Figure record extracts

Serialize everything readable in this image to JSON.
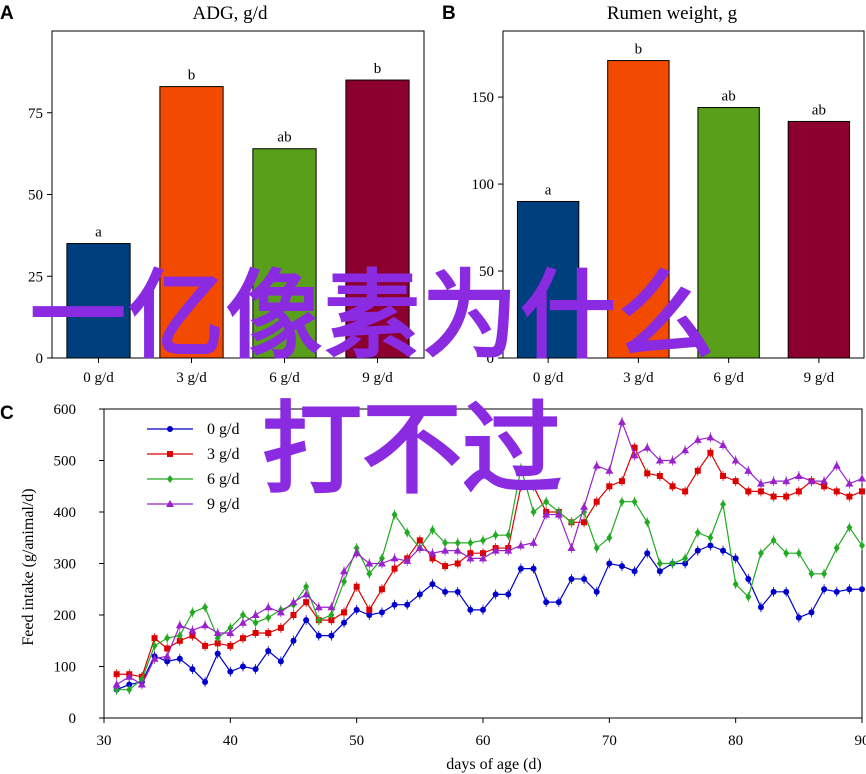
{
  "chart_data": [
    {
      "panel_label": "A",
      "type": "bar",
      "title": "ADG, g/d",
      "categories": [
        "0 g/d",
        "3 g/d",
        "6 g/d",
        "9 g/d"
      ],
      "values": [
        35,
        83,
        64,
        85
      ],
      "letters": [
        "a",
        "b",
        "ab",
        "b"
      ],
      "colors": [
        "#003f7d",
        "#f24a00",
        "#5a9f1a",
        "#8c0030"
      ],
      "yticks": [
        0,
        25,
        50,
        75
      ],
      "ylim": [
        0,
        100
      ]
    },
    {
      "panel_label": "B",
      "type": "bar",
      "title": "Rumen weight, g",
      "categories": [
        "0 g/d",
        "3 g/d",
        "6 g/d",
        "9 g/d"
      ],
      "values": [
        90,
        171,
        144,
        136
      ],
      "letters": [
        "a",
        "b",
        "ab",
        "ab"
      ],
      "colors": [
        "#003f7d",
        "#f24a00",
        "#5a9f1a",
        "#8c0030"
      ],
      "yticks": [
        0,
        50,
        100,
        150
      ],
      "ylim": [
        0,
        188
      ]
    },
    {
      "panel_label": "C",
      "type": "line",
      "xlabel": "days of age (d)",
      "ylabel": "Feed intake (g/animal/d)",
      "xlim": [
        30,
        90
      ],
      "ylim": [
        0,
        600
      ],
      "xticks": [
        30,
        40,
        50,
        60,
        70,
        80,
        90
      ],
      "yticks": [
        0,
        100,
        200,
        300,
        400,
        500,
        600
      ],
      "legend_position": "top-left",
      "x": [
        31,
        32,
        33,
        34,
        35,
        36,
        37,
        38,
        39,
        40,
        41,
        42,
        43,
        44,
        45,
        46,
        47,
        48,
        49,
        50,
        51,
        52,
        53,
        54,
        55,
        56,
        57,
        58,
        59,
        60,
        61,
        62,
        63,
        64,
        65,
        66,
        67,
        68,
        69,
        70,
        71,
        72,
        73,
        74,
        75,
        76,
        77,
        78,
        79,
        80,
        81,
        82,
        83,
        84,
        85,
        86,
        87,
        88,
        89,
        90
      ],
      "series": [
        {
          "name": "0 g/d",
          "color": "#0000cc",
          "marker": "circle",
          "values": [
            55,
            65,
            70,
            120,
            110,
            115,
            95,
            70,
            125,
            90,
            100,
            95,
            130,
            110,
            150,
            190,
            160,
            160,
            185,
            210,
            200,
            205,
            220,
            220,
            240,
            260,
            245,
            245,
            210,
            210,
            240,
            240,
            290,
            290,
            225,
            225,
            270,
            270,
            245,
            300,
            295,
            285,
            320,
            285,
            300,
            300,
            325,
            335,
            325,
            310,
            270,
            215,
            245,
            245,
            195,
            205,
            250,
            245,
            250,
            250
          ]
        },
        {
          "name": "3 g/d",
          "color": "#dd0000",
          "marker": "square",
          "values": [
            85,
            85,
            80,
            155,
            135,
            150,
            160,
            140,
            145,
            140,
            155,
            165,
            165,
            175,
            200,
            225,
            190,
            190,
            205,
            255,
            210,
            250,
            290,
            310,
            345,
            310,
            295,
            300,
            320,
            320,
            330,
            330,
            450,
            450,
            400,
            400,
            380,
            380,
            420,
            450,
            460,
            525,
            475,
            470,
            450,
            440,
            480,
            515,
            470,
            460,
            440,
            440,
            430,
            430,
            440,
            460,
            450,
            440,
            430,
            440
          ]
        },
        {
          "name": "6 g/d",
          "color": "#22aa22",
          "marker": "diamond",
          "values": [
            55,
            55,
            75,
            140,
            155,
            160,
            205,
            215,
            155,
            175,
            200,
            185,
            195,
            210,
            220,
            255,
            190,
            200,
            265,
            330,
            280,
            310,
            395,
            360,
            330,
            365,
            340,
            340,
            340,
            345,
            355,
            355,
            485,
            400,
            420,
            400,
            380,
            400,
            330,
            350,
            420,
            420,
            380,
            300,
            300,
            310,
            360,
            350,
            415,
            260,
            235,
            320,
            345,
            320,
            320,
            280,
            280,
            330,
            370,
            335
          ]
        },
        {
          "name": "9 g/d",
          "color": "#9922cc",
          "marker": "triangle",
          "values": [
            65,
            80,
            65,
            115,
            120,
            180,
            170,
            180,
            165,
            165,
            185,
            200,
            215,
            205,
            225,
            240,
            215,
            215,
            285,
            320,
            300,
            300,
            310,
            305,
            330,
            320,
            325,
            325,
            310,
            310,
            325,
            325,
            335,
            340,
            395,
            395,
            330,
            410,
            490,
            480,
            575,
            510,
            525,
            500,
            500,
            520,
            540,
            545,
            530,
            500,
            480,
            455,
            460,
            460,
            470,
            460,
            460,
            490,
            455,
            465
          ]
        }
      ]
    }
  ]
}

-- SHORT EXERCISE --
Drop the images and quote the entries word for word.

-- OUTPUT OF THE TASK --
Serialize everything readable in this image to JSON.
{
  "chart_data": [
    {
      "panel_label": "A",
      "type": "bar",
      "title": "ADG, g/d",
      "categories": [
        "0 g/d",
        "3 g/d",
        "6 g/d",
        "9 g/d"
      ],
      "values": [
        35,
        83,
        64,
        85
      ],
      "letters": [
        "a",
        "b",
        "ab",
        "b"
      ],
      "colors": [
        "#003f7d",
        "#f24a00",
        "#5a9f1a",
        "#8c0030"
      ],
      "yticks": [
        0,
        25,
        50,
        75
      ],
      "ylim": [
        0,
        100
      ]
    },
    {
      "panel_label": "B",
      "type": "bar",
      "title": "Rumen weight, g",
      "categories": [
        "0 g/d",
        "3 g/d",
        "6 g/d",
        "9 g/d"
      ],
      "values": [
        90,
        171,
        144,
        136
      ],
      "letters": [
        "a",
        "b",
        "ab",
        "ab"
      ],
      "colors": [
        "#003f7d",
        "#f24a00",
        "#5a9f1a",
        "#8c0030"
      ],
      "yticks": [
        0,
        50,
        100,
        150
      ],
      "ylim": [
        0,
        188
      ]
    },
    {
      "panel_label": "C",
      "type": "line",
      "xlabel": "days of age (d)",
      "ylabel": "Feed intake (g/animal/d)",
      "xlim": [
        30,
        90
      ],
      "ylim": [
        0,
        600
      ],
      "xticks": [
        30,
        40,
        50,
        60,
        70,
        80,
        90
      ],
      "yticks": [
        0,
        100,
        200,
        300,
        400,
        500,
        600
      ],
      "legend_position": "top-left",
      "x": [
        31,
        32,
        33,
        34,
        35,
        36,
        37,
        38,
        39,
        40,
        41,
        42,
        43,
        44,
        45,
        46,
        47,
        48,
        49,
        50,
        51,
        52,
        53,
        54,
        55,
        56,
        57,
        58,
        59,
        60,
        61,
        62,
        63,
        64,
        65,
        66,
        67,
        68,
        69,
        70,
        71,
        72,
        73,
        74,
        75,
        76,
        77,
        78,
        79,
        80,
        81,
        82,
        83,
        84,
        85,
        86,
        87,
        88,
        89,
        90
      ],
      "series": [
        {
          "name": "0 g/d",
          "color": "#0000cc",
          "marker": "circle",
          "values": [
            55,
            65,
            70,
            120,
            110,
            115,
            95,
            70,
            125,
            90,
            100,
            95,
            130,
            110,
            150,
            190,
            160,
            160,
            185,
            210,
            200,
            205,
            220,
            220,
            240,
            260,
            245,
            245,
            210,
            210,
            240,
            240,
            290,
            290,
            225,
            225,
            270,
            270,
            245,
            300,
            295,
            285,
            320,
            285,
            300,
            300,
            325,
            335,
            325,
            310,
            270,
            215,
            245,
            245,
            195,
            205,
            250,
            245,
            250,
            250
          ]
        },
        {
          "name": "3 g/d",
          "color": "#dd0000",
          "marker": "square",
          "values": [
            85,
            85,
            80,
            155,
            135,
            150,
            160,
            140,
            145,
            140,
            155,
            165,
            165,
            175,
            200,
            225,
            190,
            190,
            205,
            255,
            210,
            250,
            290,
            310,
            345,
            310,
            295,
            300,
            320,
            320,
            330,
            330,
            450,
            450,
            400,
            400,
            380,
            380,
            420,
            450,
            460,
            525,
            475,
            470,
            450,
            440,
            480,
            515,
            470,
            460,
            440,
            440,
            430,
            430,
            440,
            460,
            450,
            440,
            430,
            440
          ]
        },
        {
          "name": "6 g/d",
          "color": "#22aa22",
          "marker": "diamond",
          "values": [
            55,
            55,
            75,
            140,
            155,
            160,
            205,
            215,
            155,
            175,
            200,
            185,
            195,
            210,
            220,
            255,
            190,
            200,
            265,
            330,
            280,
            310,
            395,
            360,
            330,
            365,
            340,
            340,
            340,
            345,
            355,
            355,
            485,
            400,
            420,
            400,
            380,
            400,
            330,
            350,
            420,
            420,
            380,
            300,
            300,
            310,
            360,
            350,
            415,
            260,
            235,
            320,
            345,
            320,
            320,
            280,
            280,
            330,
            370,
            335
          ]
        },
        {
          "name": "9 g/d",
          "color": "#9922cc",
          "marker": "triangle",
          "values": [
            65,
            80,
            65,
            115,
            120,
            180,
            170,
            180,
            165,
            165,
            185,
            200,
            215,
            205,
            225,
            240,
            215,
            215,
            285,
            320,
            300,
            300,
            310,
            305,
            330,
            320,
            325,
            325,
            310,
            310,
            325,
            325,
            335,
            340,
            395,
            395,
            330,
            410,
            490,
            480,
            575,
            510,
            525,
            500,
            500,
            520,
            540,
            545,
            530,
            500,
            480,
            455,
            460,
            460,
            470,
            460,
            460,
            490,
            455,
            465
          ]
        }
      ]
    }
  ]
}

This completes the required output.